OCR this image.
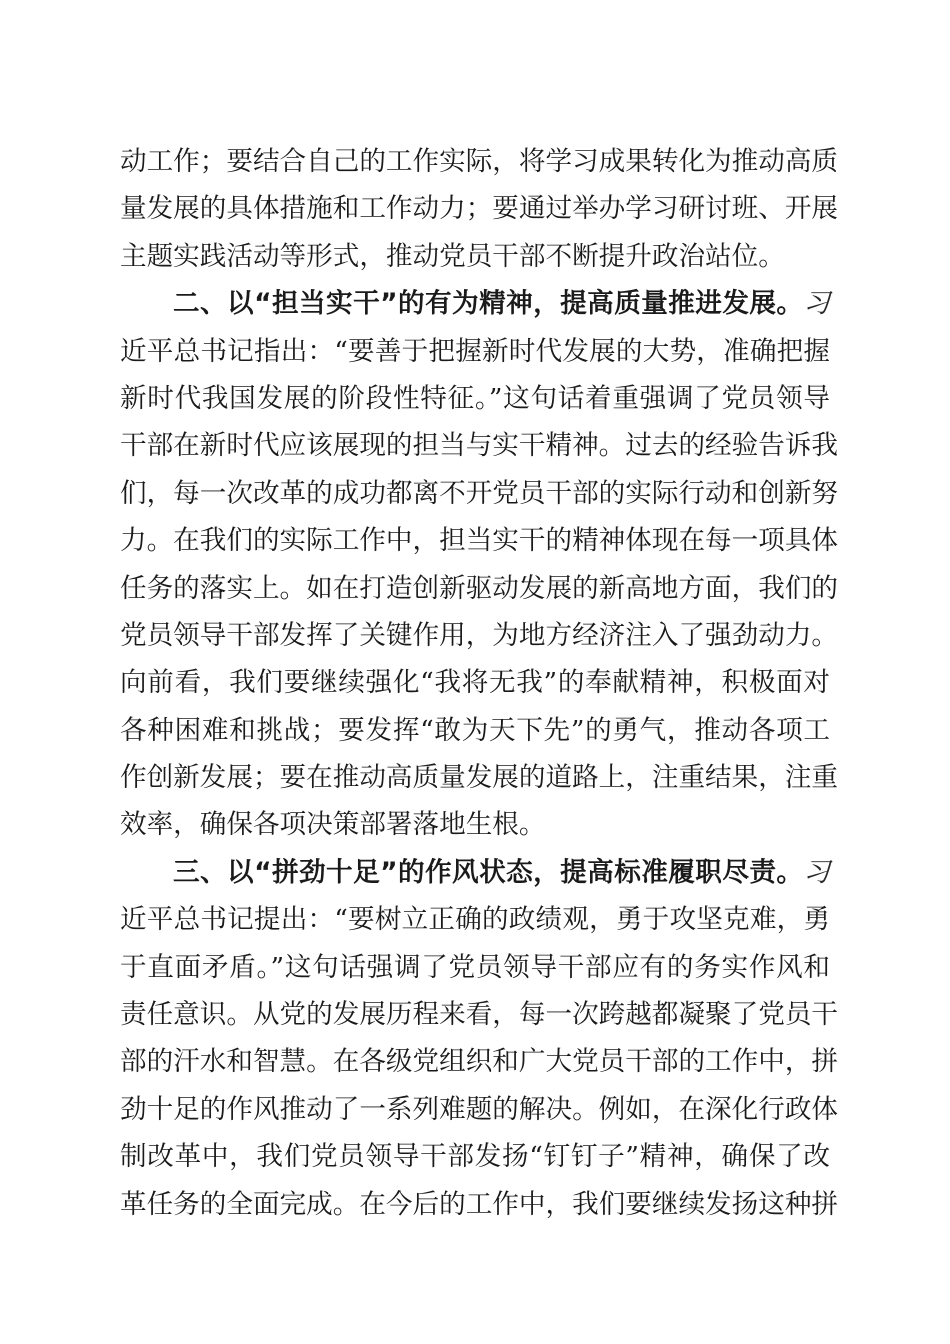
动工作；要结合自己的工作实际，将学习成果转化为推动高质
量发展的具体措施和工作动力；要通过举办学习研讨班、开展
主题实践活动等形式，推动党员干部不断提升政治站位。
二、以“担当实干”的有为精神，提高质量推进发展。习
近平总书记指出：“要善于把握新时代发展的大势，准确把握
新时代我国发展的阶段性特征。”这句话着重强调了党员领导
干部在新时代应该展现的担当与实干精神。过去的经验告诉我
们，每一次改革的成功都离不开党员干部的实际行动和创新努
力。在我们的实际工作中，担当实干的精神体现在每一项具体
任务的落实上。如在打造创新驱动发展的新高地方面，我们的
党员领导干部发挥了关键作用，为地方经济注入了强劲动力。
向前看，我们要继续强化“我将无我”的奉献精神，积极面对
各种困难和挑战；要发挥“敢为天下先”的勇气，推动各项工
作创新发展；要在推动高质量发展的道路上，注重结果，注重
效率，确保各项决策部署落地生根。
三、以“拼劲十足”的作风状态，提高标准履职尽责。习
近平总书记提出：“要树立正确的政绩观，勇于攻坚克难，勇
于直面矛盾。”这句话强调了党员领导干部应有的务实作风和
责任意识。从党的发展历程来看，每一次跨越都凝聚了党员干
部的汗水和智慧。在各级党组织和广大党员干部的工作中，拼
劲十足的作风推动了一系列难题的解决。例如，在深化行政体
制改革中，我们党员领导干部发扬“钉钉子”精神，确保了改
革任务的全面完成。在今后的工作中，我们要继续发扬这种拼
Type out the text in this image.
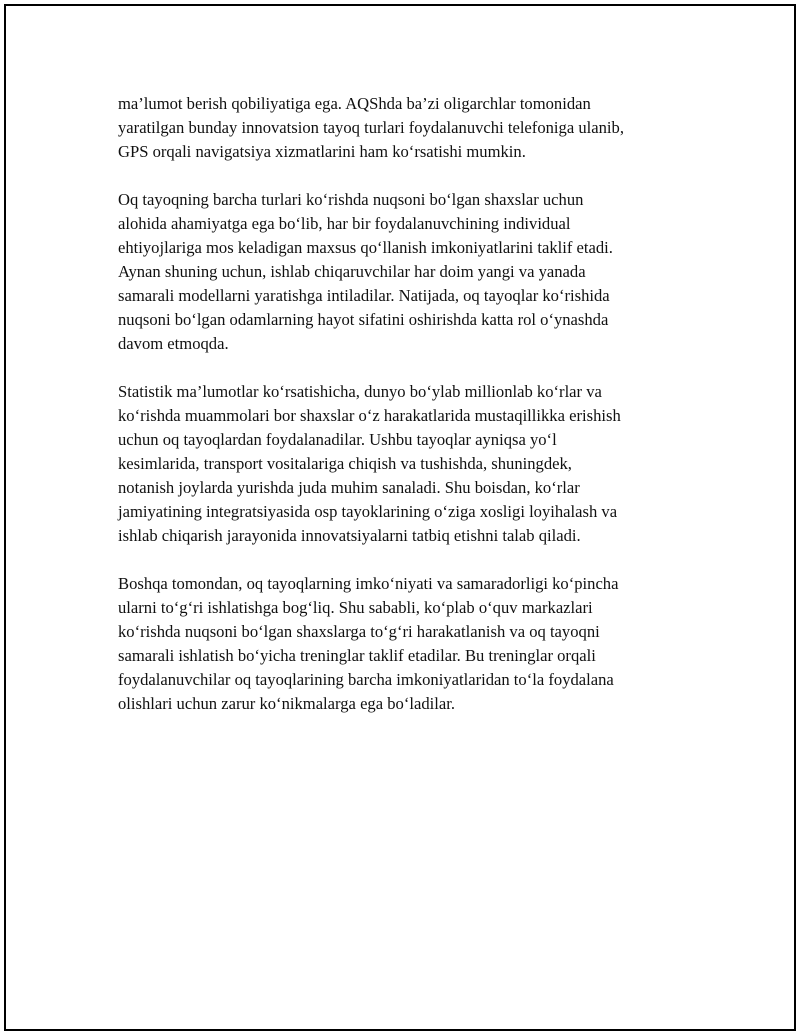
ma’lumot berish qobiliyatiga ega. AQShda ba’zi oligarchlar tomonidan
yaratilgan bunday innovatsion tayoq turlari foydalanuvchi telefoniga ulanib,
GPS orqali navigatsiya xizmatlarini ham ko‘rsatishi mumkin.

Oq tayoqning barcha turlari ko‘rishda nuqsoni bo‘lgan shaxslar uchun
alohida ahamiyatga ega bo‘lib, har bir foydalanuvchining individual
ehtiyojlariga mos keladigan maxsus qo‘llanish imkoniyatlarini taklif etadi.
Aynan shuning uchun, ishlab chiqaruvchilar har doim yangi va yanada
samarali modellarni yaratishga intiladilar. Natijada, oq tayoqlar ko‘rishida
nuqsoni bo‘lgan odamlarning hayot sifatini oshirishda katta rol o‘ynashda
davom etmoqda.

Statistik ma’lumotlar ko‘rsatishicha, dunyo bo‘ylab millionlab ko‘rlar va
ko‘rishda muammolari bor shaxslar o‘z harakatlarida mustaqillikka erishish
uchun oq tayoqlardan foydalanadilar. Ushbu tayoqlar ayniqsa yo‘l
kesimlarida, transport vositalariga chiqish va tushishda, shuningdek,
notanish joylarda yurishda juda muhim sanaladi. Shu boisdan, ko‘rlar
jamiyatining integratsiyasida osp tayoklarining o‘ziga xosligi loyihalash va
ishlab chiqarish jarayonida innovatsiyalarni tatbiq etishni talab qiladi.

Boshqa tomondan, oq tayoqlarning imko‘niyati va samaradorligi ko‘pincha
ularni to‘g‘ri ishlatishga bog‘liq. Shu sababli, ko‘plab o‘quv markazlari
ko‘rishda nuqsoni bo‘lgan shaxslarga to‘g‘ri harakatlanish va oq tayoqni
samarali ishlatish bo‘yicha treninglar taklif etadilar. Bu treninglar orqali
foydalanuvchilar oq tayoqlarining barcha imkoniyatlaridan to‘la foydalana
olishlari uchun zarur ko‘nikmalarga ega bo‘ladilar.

▸ **WORK INSTRUCTIONS**:
Extract every line of the records above that contains the word "samarali".

▸ **TASK ANSWER**:
samarali modellarni yaratishga intiladilar. Natijada, oq tayoqlar ko‘rishida
samarali ishlatish bo‘yicha treninglar taklif etadilar. Bu treninglar orqali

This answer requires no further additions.